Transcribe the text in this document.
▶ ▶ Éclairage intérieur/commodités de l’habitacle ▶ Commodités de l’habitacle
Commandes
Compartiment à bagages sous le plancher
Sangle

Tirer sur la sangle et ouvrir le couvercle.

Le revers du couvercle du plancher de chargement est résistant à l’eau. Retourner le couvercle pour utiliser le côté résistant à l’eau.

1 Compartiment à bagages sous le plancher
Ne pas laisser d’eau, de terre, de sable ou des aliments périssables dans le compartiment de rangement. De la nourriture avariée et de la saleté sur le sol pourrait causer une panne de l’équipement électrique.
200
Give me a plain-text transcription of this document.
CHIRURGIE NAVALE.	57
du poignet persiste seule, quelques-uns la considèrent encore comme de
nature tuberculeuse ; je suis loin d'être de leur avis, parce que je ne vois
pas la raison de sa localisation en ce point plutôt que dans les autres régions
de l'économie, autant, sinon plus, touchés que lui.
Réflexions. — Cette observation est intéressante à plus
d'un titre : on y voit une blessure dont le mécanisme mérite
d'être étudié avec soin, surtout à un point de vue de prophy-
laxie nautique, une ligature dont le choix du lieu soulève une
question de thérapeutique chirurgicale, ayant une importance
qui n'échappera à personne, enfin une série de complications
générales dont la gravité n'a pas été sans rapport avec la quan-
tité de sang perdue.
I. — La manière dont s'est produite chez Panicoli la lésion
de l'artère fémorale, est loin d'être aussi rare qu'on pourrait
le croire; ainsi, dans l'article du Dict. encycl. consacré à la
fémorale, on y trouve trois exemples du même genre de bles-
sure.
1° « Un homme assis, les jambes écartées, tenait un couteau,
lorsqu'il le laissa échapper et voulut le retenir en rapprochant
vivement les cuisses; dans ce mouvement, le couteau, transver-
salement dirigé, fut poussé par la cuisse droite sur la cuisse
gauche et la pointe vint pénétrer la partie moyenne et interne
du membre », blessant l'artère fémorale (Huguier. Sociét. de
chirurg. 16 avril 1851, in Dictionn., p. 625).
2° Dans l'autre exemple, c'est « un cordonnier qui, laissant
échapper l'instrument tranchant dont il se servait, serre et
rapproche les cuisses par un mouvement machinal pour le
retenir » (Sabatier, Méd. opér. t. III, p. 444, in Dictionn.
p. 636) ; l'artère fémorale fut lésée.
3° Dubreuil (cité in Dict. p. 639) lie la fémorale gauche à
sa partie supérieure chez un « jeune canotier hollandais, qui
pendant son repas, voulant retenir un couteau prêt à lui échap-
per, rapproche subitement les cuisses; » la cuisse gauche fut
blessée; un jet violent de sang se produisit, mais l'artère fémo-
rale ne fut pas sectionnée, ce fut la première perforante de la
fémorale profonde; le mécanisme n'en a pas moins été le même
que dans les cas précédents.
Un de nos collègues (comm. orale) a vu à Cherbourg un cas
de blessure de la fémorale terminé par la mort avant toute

SET TASK — Restate each record exactly as written.

OUTPUT BELOW —
Transcribe the text in this document.
▶ ▶ Éclairage intérieur/commodités de l’habitacle ▶ Commodités de l’habitacle
Commandes
Compartiment à bagages sous le plancher
Sangle

Tirer sur la sangle et ouvrir le couvercle.

Le revers du couvercle du plancher de chargement est résistant à l’eau. Retourner le couvercle pour utiliser le côté résistant à l’eau.

1 Compartiment à bagages sous le plancher
Ne pas laisser d’eau, de terre, de sable ou des aliments périssables dans le compartiment de rangement. De la nourriture avariée et de la saleté sur le sol pourrait causer une panne de l’équipement électrique.
200
Give me a plain-text transcription of this document.
CHIRURGIE NAVALE.	57
du poignet persiste seule, quelques-uns la considèrent encore comme de
nature tuberculeuse ; je suis loin d'être de leur avis, parce que je ne vois
pas la raison de sa localisation en ce point plutôt que dans les autres régions
de l'économie, autant, sinon plus, touchés que lui.
Réflexions. — Cette observation est intéressante à plus
d'un titre : on y voit une blessure dont le mécanisme mérite
d'être étudié avec soin, surtout à un point de vue de prophy-
laxie nautique, une ligature dont le choix du lieu soulève une
question de thérapeutique chirurgicale, ayant une importance
qui n'échappera à personne, enfin une série de complications
générales dont la gravité n'a pas été sans rapport avec la quan-
tité de sang perdue.
I. — La manière dont s'est produite chez Panicoli la lésion
de l'artère fémorale, est loin d'être aussi rare qu'on pourrait
le croire; ainsi, dans l'article du Dict. encycl. consacré à la
fémorale, on y trouve trois exemples du même genre de bles-
sure.
1° « Un homme assis, les jambes écartées, tenait un couteau,
lorsqu'il le laissa échapper et voulut le retenir en rapprochant
vivement les cuisses; dans ce mouvement, le couteau, transver-
salement dirigé, fut poussé par la cuisse droite sur la cuisse
gauche et la pointe vint pénétrer la partie moyenne et interne
du membre », blessant l'artère fémorale (Huguier. Sociét. de
chirurg. 16 avril 1851, in Dictionn., p. 625).
2° Dans l'autre exemple, c'est « un cordonnier qui, laissant
échapper l'instrument tranchant dont il se servait, serre et
rapproche les cuisses par un mouvement machinal pour le
retenir » (Sabatier, Méd. opér. t. III, p. 444, in Dictionn.
p. 636) ; l'artère fémorale fut lésée.
3° Dubreuil (cité in Dict. p. 639) lie la fémorale gauche à
sa partie supérieure chez un « jeune canotier hollandais, qui
pendant son repas, voulant retenir un couteau prêt à lui échap-
per, rapproche subitement les cuisses; » la cuisse gauche fut
blessée; un jet violent de sang se produisit, mais l'artère fémo-
rale ne fut pas sectionnée, ce fut la première perforante de la
fémorale profonde; le mécanisme n'en a pas moins été le même
que dans les cas précédents.
Un de nos collègues (comm. orale) a vu à Cherbourg un cas
de blessure de la fémorale terminé par la mort avant toute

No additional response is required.